▸ GOAL:
Determine how many lines of the data below contain "index", then give only that number.

▸ RECORD SET:
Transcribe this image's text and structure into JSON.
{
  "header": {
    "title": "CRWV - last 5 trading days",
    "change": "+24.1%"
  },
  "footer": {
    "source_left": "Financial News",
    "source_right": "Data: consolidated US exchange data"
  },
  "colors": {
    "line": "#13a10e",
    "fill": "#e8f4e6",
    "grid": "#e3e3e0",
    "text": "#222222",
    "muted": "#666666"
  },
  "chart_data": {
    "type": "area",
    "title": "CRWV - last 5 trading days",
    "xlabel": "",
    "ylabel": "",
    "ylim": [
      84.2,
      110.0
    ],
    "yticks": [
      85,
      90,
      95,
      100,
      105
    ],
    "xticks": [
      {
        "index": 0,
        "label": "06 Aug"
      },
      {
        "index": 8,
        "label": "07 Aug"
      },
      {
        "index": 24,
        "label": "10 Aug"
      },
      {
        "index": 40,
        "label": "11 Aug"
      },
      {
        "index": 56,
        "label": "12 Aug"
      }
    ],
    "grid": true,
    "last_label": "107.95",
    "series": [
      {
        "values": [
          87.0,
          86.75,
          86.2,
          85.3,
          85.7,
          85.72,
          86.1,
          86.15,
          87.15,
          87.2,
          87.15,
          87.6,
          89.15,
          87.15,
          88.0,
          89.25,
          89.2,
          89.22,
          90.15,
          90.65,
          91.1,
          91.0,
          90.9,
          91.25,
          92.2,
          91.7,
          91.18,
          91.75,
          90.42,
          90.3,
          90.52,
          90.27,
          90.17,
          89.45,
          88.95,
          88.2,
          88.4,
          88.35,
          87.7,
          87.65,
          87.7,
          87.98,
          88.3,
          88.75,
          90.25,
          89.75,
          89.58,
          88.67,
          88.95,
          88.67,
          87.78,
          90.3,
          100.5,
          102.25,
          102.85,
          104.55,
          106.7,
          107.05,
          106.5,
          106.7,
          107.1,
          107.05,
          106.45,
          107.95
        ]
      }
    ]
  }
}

▸ WRITTEN ANSWER:
5